• _YOUR GOAL_
Pictures aside, the data must be reproduced exactly.

• _THE DATA_
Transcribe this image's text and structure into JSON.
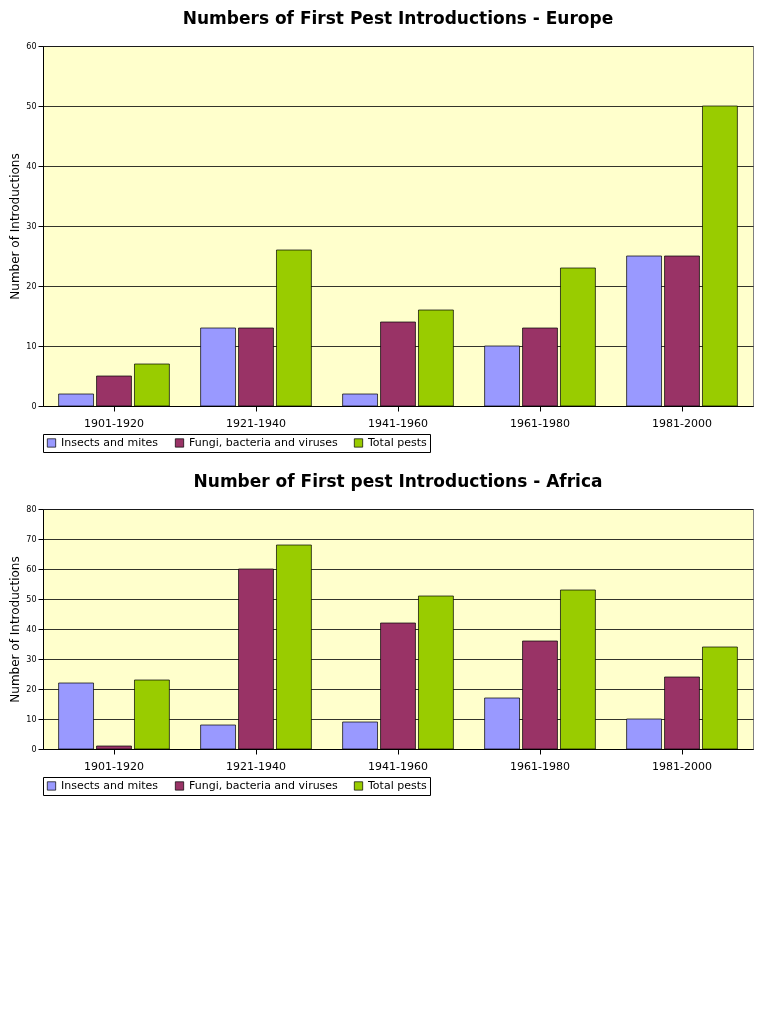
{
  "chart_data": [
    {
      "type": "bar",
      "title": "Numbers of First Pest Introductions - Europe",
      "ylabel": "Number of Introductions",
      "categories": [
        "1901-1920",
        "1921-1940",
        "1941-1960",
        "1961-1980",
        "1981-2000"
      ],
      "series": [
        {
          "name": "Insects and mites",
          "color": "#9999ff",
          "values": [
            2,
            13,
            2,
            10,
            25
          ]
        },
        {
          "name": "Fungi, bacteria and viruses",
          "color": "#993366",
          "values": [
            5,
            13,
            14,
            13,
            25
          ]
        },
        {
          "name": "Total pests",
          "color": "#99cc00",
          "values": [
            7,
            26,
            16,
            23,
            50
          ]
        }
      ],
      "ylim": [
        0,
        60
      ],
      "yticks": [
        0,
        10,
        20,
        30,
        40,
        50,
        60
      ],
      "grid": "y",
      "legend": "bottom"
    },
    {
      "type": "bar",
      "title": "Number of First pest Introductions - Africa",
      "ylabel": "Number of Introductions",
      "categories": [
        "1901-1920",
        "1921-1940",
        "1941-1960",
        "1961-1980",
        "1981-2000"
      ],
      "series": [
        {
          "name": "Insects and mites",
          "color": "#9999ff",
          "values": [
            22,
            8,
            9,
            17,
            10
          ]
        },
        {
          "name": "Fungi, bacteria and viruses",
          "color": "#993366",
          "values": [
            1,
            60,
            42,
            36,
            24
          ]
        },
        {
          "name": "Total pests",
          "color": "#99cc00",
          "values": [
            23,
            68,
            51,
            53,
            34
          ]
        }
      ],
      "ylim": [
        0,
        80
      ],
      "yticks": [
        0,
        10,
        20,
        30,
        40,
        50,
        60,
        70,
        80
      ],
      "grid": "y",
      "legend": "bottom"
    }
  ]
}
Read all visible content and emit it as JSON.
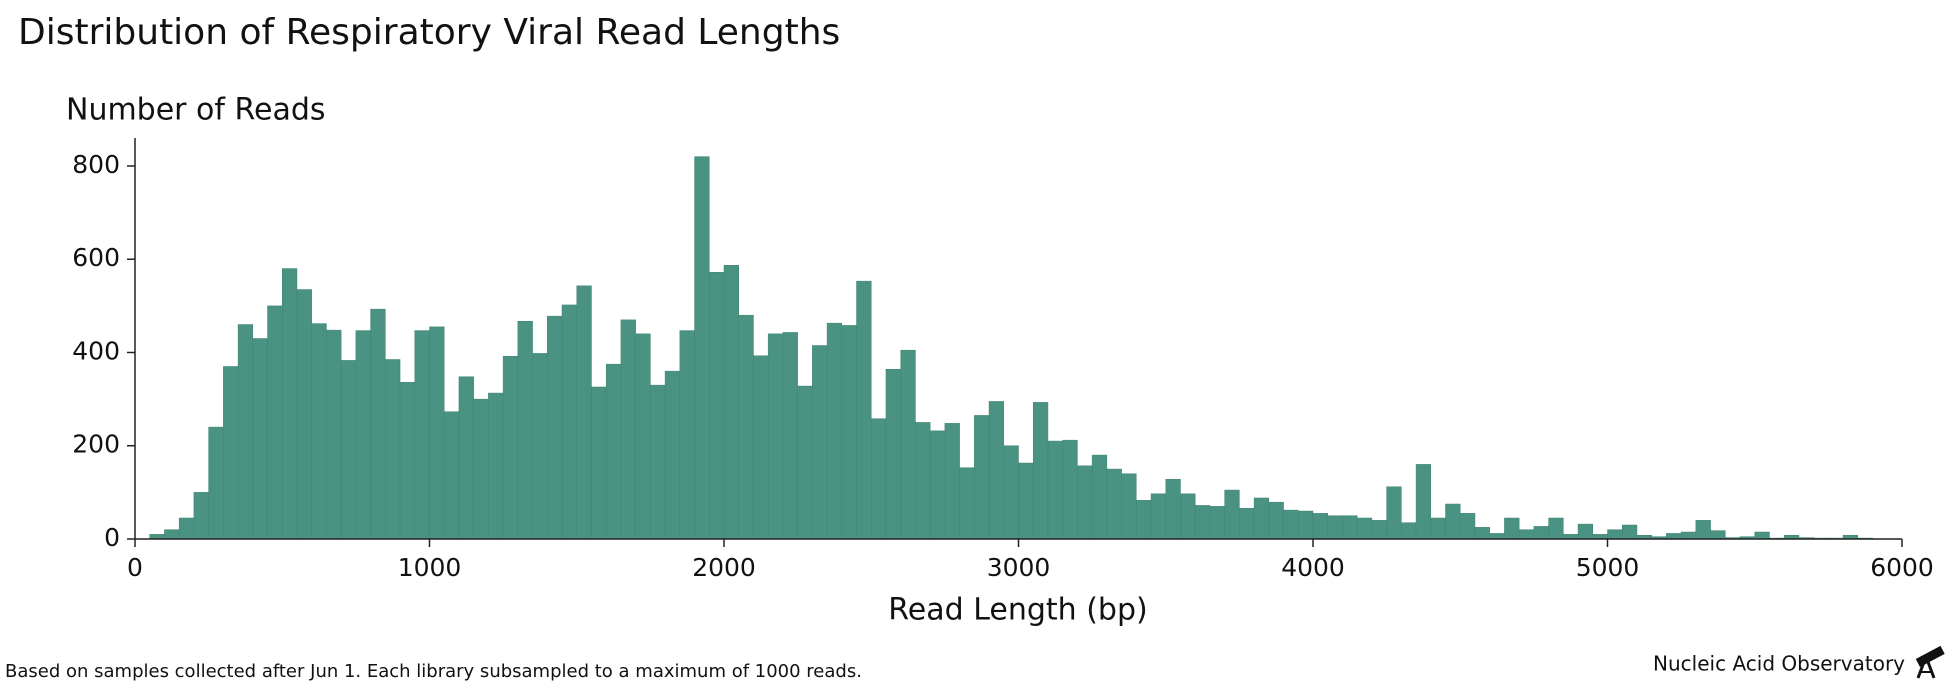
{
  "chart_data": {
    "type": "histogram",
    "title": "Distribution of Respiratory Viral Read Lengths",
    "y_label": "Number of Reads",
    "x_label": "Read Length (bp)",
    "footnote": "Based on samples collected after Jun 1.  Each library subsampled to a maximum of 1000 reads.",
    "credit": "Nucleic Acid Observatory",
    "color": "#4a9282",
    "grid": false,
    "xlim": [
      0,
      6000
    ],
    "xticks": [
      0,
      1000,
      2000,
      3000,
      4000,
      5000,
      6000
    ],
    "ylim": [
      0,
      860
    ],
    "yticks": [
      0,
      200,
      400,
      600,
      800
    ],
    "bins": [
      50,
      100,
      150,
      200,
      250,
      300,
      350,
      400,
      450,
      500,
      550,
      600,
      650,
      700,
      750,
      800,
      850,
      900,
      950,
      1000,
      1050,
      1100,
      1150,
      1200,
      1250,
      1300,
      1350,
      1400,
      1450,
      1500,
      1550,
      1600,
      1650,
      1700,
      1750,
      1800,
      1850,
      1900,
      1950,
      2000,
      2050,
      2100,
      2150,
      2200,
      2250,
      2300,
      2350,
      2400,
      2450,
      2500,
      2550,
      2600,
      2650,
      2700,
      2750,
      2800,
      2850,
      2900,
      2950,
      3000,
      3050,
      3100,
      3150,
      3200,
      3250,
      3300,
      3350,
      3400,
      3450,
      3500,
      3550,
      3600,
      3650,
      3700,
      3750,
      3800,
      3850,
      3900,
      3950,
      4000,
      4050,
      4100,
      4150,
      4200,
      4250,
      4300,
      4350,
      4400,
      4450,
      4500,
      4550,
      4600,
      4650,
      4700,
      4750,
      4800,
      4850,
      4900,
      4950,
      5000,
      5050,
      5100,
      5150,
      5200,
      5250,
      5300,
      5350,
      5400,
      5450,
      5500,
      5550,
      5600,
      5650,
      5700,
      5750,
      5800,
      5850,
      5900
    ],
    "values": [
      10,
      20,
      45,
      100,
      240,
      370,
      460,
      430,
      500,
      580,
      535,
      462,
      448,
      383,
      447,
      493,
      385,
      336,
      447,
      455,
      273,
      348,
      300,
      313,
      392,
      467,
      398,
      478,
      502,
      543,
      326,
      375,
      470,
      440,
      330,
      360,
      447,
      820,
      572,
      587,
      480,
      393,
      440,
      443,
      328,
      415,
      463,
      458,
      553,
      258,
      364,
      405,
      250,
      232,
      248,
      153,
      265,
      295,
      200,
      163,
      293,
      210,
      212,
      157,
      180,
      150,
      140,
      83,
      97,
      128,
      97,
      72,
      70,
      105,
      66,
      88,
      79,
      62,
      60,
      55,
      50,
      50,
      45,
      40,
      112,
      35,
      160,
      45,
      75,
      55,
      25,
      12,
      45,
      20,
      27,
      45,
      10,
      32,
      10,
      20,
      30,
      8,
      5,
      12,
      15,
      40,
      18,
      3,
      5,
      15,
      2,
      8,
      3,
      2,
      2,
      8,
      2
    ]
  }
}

• _TASK OUTPUT_
Transcribe this image's text and structure into JSON.
{
  "chart_data": [
    {
      "type": "bar",
      "title": "Numbers of First Pest Introductions - Europe",
      "ylabel": "Number of Introductions",
      "categories": [
        "1901-1920",
        "1921-1940",
        "1941-1960",
        "1961-1980",
        "1981-2000"
      ],
      "series": [
        {
          "name": "Insects and mites",
          "color": "#9999ff",
          "values": [
            2,
            13,
            2,
            10,
            25
          ]
        },
        {
          "name": "Fungi, bacteria and viruses",
          "color": "#993366",
          "values": [
            5,
            13,
            14,
            13,
            25
          ]
        },
        {
          "name": "Total pests",
          "color": "#99cc00",
          "values": [
            7,
            26,
            16,
            23,
            50
          ]
        }
      ],
      "ylim": [
        0,
        60
      ],
      "yticks": [
        0,
        10,
        20,
        30,
        40,
        50,
        60
      ],
      "grid": "y",
      "legend": "bottom"
    },
    {
      "type": "bar",
      "title": "Number of First pest Introductions - Africa",
      "ylabel": "Number of Introductions",
      "categories": [
        "1901-1920",
        "1921-1940",
        "1941-1960",
        "1961-1980",
        "1981-2000"
      ],
      "series": [
        {
          "name": "Insects and mites",
          "color": "#9999ff",
          "values": [
            22,
            8,
            9,
            17,
            10
          ]
        },
        {
          "name": "Fungi, bacteria and viruses",
          "color": "#993366",
          "values": [
            1,
            60,
            42,
            36,
            24
          ]
        },
        {
          "name": "Total pests",
          "color": "#99cc00",
          "values": [
            23,
            68,
            51,
            53,
            34
          ]
        }
      ],
      "ylim": [
        0,
        80
      ],
      "yticks": [
        0,
        10,
        20,
        30,
        40,
        50,
        60,
        70,
        80
      ],
      "grid": "y",
      "legend": "bottom"
    }
  ]
}
Read all visible content and emit it as JSON.
{
  "chart_data": {
    "type": "histogram",
    "title": "Distribution of Respiratory Viral Read Lengths",
    "y_label": "Number of Reads",
    "x_label": "Read Length (bp)",
    "footnote": "Based on samples collected after Jun 1.  Each library subsampled to a maximum of 1000 reads.",
    "credit": "Nucleic Acid Observatory",
    "color": "#4a9282",
    "grid": false,
    "xlim": [
      0,
      6000
    ],
    "xticks": [
      0,
      1000,
      2000,
      3000,
      4000,
      5000,
      6000
    ],
    "ylim": [
      0,
      860
    ],
    "yticks": [
      0,
      200,
      400,
      600,
      800
    ],
    "bins": [
      50,
      100,
      150,
      200,
      250,
      300,
      350,
      400,
      450,
      500,
      550,
      600,
      650,
      700,
      750,
      800,
      850,
      900,
      950,
      1000,
      1050,
      1100,
      1150,
      1200,
      1250,
      1300,
      1350,
      1400,
      1450,
      1500,
      1550,
      1600,
      1650,
      1700,
      1750,
      1800,
      1850,
      1900,
      1950,
      2000,
      2050,
      2100,
      2150,
      2200,
      2250,
      2300,
      2350,
      2400,
      2450,
      2500,
      2550,
      2600,
      2650,
      2700,
      2750,
      2800,
      2850,
      2900,
      2950,
      3000,
      3050,
      3100,
      3150,
      3200,
      3250,
      3300,
      3350,
      3400,
      3450,
      3500,
      3550,
      3600,
      3650,
      3700,
      3750,
      3800,
      3850,
      3900,
      3950,
      4000,
      4050,
      4100,
      4150,
      4200,
      4250,
      4300,
      4350,
      4400,
      4450,
      4500,
      4550,
      4600,
      4650,
      4700,
      4750,
      4800,
      4850,
      4900,
      4950,
      5000,
      5050,
      5100,
      5150,
      5200,
      5250,
      5300,
      5350,
      5400,
      5450,
      5500,
      5550,
      5600,
      5650,
      5700,
      5750,
      5800,
      5850,
      5900
    ],
    "values": [
      10,
      20,
      45,
      100,
      240,
      370,
      460,
      430,
      500,
      580,
      535,
      462,
      448,
      383,
      447,
      493,
      385,
      336,
      447,
      455,
      273,
      348,
      300,
      313,
      392,
      467,
      398,
      478,
      502,
      543,
      326,
      375,
      470,
      440,
      330,
      360,
      447,
      820,
      572,
      587,
      480,
      393,
      440,
      443,
      328,
      415,
      463,
      458,
      553,
      258,
      364,
      405,
      250,
      232,
      248,
      153,
      265,
      295,
      200,
      163,
      293,
      210,
      212,
      157,
      180,
      150,
      140,
      83,
      97,
      128,
      97,
      72,
      70,
      105,
      66,
      88,
      79,
      62,
      60,
      55,
      50,
      50,
      45,
      40,
      112,
      35,
      160,
      45,
      75,
      55,
      25,
      12,
      45,
      20,
      27,
      45,
      10,
      32,
      10,
      20,
      30,
      8,
      5,
      12,
      15,
      40,
      18,
      3,
      5,
      15,
      2,
      8,
      3,
      2,
      2,
      8,
      2
    ]
  }
}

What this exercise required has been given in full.